● **DATA TO PROCESS**
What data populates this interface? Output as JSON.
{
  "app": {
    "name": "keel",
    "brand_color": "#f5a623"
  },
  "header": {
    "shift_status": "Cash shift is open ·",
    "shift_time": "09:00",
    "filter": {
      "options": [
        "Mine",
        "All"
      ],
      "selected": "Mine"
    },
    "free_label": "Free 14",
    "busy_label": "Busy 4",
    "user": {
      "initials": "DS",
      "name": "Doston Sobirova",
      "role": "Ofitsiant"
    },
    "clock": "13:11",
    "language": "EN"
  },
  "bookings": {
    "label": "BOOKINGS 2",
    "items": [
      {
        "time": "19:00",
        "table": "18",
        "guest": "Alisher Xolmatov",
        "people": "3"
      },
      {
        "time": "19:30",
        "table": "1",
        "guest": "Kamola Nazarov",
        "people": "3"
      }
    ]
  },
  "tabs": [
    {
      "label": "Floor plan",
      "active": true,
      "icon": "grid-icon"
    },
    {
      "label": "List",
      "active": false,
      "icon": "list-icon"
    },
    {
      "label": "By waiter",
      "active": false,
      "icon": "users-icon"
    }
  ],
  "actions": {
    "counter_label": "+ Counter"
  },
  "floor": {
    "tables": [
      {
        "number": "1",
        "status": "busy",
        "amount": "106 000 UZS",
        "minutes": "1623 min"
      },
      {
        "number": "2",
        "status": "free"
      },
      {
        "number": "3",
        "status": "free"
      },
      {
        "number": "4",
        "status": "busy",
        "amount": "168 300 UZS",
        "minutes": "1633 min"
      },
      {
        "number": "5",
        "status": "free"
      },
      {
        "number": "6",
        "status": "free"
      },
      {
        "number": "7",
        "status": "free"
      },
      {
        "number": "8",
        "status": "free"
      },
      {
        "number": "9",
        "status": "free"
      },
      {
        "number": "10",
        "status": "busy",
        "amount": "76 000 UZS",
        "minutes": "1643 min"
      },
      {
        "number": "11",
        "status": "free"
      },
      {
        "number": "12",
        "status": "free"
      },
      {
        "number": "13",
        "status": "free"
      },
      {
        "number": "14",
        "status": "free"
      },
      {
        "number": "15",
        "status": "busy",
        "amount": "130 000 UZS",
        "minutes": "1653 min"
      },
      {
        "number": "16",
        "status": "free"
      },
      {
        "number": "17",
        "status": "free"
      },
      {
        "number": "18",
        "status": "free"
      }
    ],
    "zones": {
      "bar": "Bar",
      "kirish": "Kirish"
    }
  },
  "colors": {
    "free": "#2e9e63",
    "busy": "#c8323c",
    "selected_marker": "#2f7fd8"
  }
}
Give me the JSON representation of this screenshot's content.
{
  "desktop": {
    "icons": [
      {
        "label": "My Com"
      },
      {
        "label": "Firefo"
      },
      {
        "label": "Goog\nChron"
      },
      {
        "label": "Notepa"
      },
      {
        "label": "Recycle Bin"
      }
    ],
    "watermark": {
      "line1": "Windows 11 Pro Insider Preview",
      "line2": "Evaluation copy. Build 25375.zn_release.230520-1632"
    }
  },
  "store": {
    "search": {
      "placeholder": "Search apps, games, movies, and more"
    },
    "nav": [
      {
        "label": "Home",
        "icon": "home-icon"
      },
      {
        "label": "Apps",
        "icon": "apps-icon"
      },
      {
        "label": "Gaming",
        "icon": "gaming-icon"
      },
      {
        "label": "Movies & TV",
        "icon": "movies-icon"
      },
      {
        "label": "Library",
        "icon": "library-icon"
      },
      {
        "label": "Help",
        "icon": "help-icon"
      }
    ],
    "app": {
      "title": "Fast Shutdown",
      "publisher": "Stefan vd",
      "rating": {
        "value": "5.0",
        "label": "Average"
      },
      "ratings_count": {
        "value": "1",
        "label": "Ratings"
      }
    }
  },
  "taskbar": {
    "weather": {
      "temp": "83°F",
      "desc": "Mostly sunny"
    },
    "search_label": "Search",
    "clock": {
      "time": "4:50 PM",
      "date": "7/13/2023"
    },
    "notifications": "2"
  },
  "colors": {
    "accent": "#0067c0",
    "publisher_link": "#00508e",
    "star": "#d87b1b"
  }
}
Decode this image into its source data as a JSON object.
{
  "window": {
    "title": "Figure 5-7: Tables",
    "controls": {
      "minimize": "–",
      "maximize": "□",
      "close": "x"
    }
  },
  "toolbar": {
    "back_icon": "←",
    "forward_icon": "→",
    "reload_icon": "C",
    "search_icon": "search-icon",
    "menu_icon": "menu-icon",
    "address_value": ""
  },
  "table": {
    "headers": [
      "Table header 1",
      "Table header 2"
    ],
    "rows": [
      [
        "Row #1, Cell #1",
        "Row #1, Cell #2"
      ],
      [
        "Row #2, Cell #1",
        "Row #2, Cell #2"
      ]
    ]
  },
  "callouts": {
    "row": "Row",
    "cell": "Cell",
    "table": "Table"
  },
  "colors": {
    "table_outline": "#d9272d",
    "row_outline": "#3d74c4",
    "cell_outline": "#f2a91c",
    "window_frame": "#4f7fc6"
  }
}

● **DESCRIPTION OF THE TASK**
Every entry must be output again, exactly as written above.

● **WORKED ANSWER**
What data populates this interface? Output as JSON.
{
  "app": {
    "name": "keel",
    "brand_color": "#f5a623"
  },
  "header": {
    "shift_status": "Cash shift is open ·",
    "shift_time": "09:00",
    "filter": {
      "options": [
        "Mine",
        "All"
      ],
      "selected": "Mine"
    },
    "free_label": "Free 14",
    "busy_label": "Busy 4",
    "user": {
      "initials": "DS",
      "name": "Doston Sobirova",
      "role": "Ofitsiant"
    },
    "clock": "13:11",
    "language": "EN"
  },
  "bookings": {
    "label": "BOOKINGS 2",
    "items": [
      {
        "time": "19:00",
        "table": "18",
        "guest": "Alisher Xolmatov",
        "people": "3"
      },
      {
        "time": "19:30",
        "table": "1",
        "guest": "Kamola Nazarov",
        "people": "3"
      }
    ]
  },
  "tabs": [
    {
      "label": "Floor plan",
      "active": true,
      "icon": "grid-icon"
    },
    {
      "label": "List",
      "active": false,
      "icon": "list-icon"
    },
    {
      "label": "By waiter",
      "active": false,
      "icon": "users-icon"
    }
  ],
  "actions": {
    "counter_label": "+ Counter"
  },
  "floor": {
    "tables": [
      {
        "number": "1",
        "status": "busy",
        "amount": "106 000 UZS",
        "minutes": "1623 min"
      },
      {
        "number": "2",
        "status": "free"
      },
      {
        "number": "3",
        "status": "free"
      },
      {
        "number": "4",
        "status": "busy",
        "amount": "168 300 UZS",
        "minutes": "1633 min"
      },
      {
        "number": "5",
        "status": "free"
      },
      {
        "number": "6",
        "status": "free"
      },
      {
        "number": "7",
        "status": "free"
      },
      {
        "number": "8",
        "status": "free"
      },
      {
        "number": "9",
        "status": "free"
      },
      {
        "number": "10",
        "status": "busy",
        "amount": "76 000 UZS",
        "minutes": "1643 min"
      },
      {
        "number": "11",
        "status": "free"
      },
      {
        "number": "12",
        "status": "free"
      },
      {
        "number": "13",
        "status": "free"
      },
      {
        "number": "14",
        "status": "free"
      },
      {
        "number": "15",
        "status": "busy",
        "amount": "130 000 UZS",
        "minutes": "1653 min"
      },
      {
        "number": "16",
        "status": "free"
      },
      {
        "number": "17",
        "status": "free"
      },
      {
        "number": "18",
        "status": "free"
      }
    ],
    "zones": {
      "bar": "Bar",
      "kirish": "Kirish"
    }
  },
  "colors": {
    "free": "#2e9e63",
    "busy": "#c8323c",
    "selected_marker": "#2f7fd8"
  }
}
Give me the JSON representation of this screenshot's content.
{
  "desktop": {
    "icons": [
      {
        "label": "My Com"
      },
      {
        "label": "Firefo"
      },
      {
        "label": "Goog\nChron"
      },
      {
        "label": "Notepa"
      },
      {
        "label": "Recycle Bin"
      }
    ],
    "watermark": {
      "line1": "Windows 11 Pro Insider Preview",
      "line2": "Evaluation copy. Build 25375.zn_release.230520-1632"
    }
  },
  "store": {
    "search": {
      "placeholder": "Search apps, games, movies, and more"
    },
    "nav": [
      {
        "label": "Home",
        "icon": "home-icon"
      },
      {
        "label": "Apps",
        "icon": "apps-icon"
      },
      {
        "label": "Gaming",
        "icon": "gaming-icon"
      },
      {
        "label": "Movies & TV",
        "icon": "movies-icon"
      },
      {
        "label": "Library",
        "icon": "library-icon"
      },
      {
        "label": "Help",
        "icon": "help-icon"
      }
    ],
    "app": {
      "title": "Fast Shutdown",
      "publisher": "Stefan vd",
      "rating": {
        "value": "5.0",
        "label": "Average"
      },
      "ratings_count": {
        "value": "1",
        "label": "Ratings"
      }
    }
  },
  "taskbar": {
    "weather": {
      "temp": "83°F",
      "desc": "Mostly sunny"
    },
    "search_label": "Search",
    "clock": {
      "time": "4:50 PM",
      "date": "7/13/2023"
    },
    "notifications": "2"
  },
  "colors": {
    "accent": "#0067c0",
    "publisher_link": "#00508e",
    "star": "#d87b1b"
  }
}
Decode this image into its source data as a JSON object.
{
  "window": {
    "title": "Figure 5-7: Tables",
    "controls": {
      "minimize": "–",
      "maximize": "□",
      "close": "x"
    }
  },
  "toolbar": {
    "back_icon": "←",
    "forward_icon": "→",
    "reload_icon": "C",
    "search_icon": "search-icon",
    "menu_icon": "menu-icon",
    "address_value": ""
  },
  "table": {
    "headers": [
      "Table header 1",
      "Table header 2"
    ],
    "rows": [
      [
        "Row #1, Cell #1",
        "Row #1, Cell #2"
      ],
      [
        "Row #2, Cell #1",
        "Row #2, Cell #2"
      ]
    ]
  },
  "callouts": {
    "row": "Row",
    "cell": "Cell",
    "table": "Table"
  },
  "colors": {
    "table_outline": "#d9272d",
    "row_outline": "#3d74c4",
    "cell_outline": "#f2a91c",
    "window_frame": "#4f7fc6"
  }
}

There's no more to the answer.